Element and region listings
# # # # #

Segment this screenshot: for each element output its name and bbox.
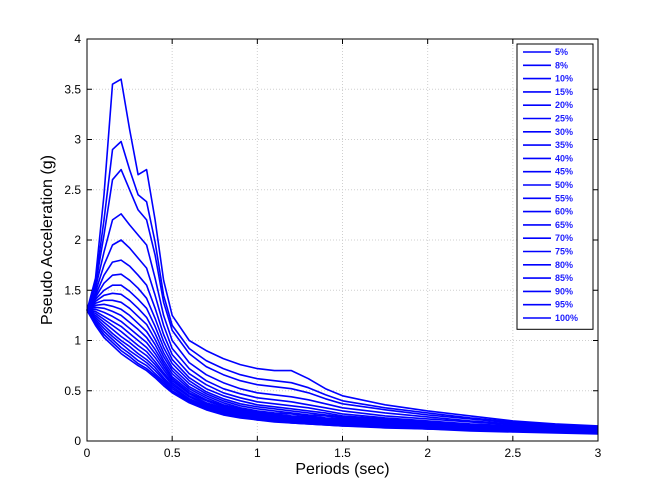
legend-entry: 45% [555, 167, 573, 177]
series-line-40pct [86, 292, 599, 432]
y-tick-label: 3 [74, 133, 81, 147]
y-tick-label: 0 [74, 434, 81, 448]
legend-entry: 100% [555, 313, 578, 323]
legend-entry: 40% [555, 153, 573, 163]
grid-lines [87, 39, 598, 441]
x-tick-label: 0 [84, 446, 91, 460]
series-line-50pct [86, 303, 599, 432]
legend-entry: 95% [555, 300, 573, 310]
legend-entry: 15% [555, 87, 573, 97]
x-tick-label: 2.5 [504, 446, 521, 460]
legend-entry: 50% [555, 180, 573, 190]
legend-entry: 30% [555, 127, 573, 137]
legend-entry: 35% [555, 140, 573, 150]
y-tick-label: 2.5 [64, 183, 81, 197]
legend-entry: 75% [555, 247, 573, 257]
y-axis-label: Pseudo Acceleration (g) [39, 155, 56, 325]
y-tick-label: 0.5 [64, 384, 81, 398]
legend-entry: 25% [555, 114, 573, 124]
x-tick-label: 1 [254, 446, 261, 460]
x-tick-label: 3 [595, 446, 602, 460]
axis-ticks: 0 0.5 1 1.5 2 2.5 3 0 0.5 1 1.5 2 2.5 3 3.5 4 [64, 32, 601, 460]
legend-entry: 8% [555, 60, 568, 70]
legend-entry: 55% [555, 193, 573, 203]
series-line-75pct [86, 309, 599, 434]
y-tick-label: 4 [74, 32, 81, 46]
x-tick-label: 2 [424, 446, 431, 460]
series-line-25pct [86, 259, 599, 431]
series-line-8pct [86, 140, 599, 428]
y-tick-label: 1.5 [64, 283, 81, 297]
series-line-15pct [86, 213, 599, 430]
legend: 5% 8% 10% 15% 20% 25% 30% 35% 40% 45% 50% 55% 60% 65%… [516, 43, 594, 330]
series-line-5pct [86, 78, 599, 427]
legend-entry: 80% [555, 260, 573, 270]
y-tick-label: 3.5 [64, 82, 81, 96]
legend-entry: 10% [555, 74, 573, 84]
legend-entry: 90% [555, 286, 573, 296]
x-tick-label: 1.5 [334, 446, 351, 460]
legend-entry: 70% [555, 233, 573, 243]
series-line-30pct [86, 273, 599, 431]
legend-entry: 85% [555, 273, 573, 283]
x-tick-label: 0.5 [164, 446, 181, 460]
legend-entry: 65% [555, 220, 573, 230]
y-tick-label: 2 [74, 233, 81, 247]
x-axis-label: Periods (sec) [295, 461, 389, 478]
legend-entry: 60% [555, 207, 573, 217]
series-line-10pct [86, 168, 599, 429]
legend-entry: 20% [555, 100, 573, 110]
series-line-20pct [86, 239, 599, 430]
series-line-65pct [86, 309, 599, 433]
y-tick-label: 1 [74, 334, 81, 348]
series-lines [86, 78, 599, 435]
legend-entry: 5% [555, 47, 568, 57]
series-line-35pct [86, 284, 599, 432]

# # # # #

◆ EXERCISE GOAL ◆
Copy verbatim the lines of the records starting at the line containing "legend-entry: 45% [555, 167, 573, 177]" and ending at the line containing "series-line-30pct [86, 273, 599, 431]", both included.

◆ TASK RESPONSE ◆
legend-entry: 45% [555, 167, 573, 177]
series-line-40pct [86, 292, 599, 432]
y-tick-label: 3 [74, 133, 81, 147]
y-tick-label: 0 [74, 434, 81, 448]
legend-entry: 100% [555, 313, 578, 323]
legend-entry: 40% [555, 153, 573, 163]
grid-lines [87, 39, 598, 441]
x-tick-label: 0 [84, 446, 91, 460]
series-line-50pct [86, 303, 599, 432]
legend-entry: 95% [555, 300, 573, 310]
legend-entry: 15% [555, 87, 573, 97]
x-tick-label: 2.5 [504, 446, 521, 460]
legend-entry: 50% [555, 180, 573, 190]
legend-entry: 30% [555, 127, 573, 137]
legend-entry: 35% [555, 140, 573, 150]
y-tick-label: 2.5 [64, 183, 81, 197]
legend-entry: 75% [555, 247, 573, 257]
y-axis-label: Pseudo Acceleration (g) [39, 155, 56, 325]
y-tick-label: 0.5 [64, 384, 81, 398]
legend-entry: 25% [555, 114, 573, 124]
x-tick-label: 1 [254, 446, 261, 460]
x-tick-label: 3 [595, 446, 602, 460]
axis-ticks: 0 0.5 1 1.5 2 2.5 3 0 0.5 1 1.5 2 2.5 3 3.5 4 [64, 32, 601, 460]
legend-entry: 8% [555, 60, 568, 70]
legend-entry: 55% [555, 193, 573, 203]
series-line-75pct [86, 309, 599, 434]
y-tick-label: 4 [74, 32, 81, 46]
x-tick-label: 2 [424, 446, 431, 460]
series-line-25pct [86, 259, 599, 431]
series-line-8pct [86, 140, 599, 428]
y-tick-label: 1.5 [64, 283, 81, 297]
series-line-15pct [86, 213, 599, 430]
legend: 5% 8% 10% 15% 20% 25% 30% 35% 40% 45% 50% 55% 60% 65%… [516, 43, 594, 330]
series-line-5pct [86, 78, 599, 427]
legend-entry: 80% [555, 260, 573, 270]
y-tick-label: 3.5 [64, 82, 81, 96]
legend-entry: 10% [555, 74, 573, 84]
legend-entry: 90% [555, 286, 573, 296]
x-tick-label: 1.5 [334, 446, 351, 460]
legend-entry: 70% [555, 233, 573, 243]
series-line-30pct [86, 273, 599, 431]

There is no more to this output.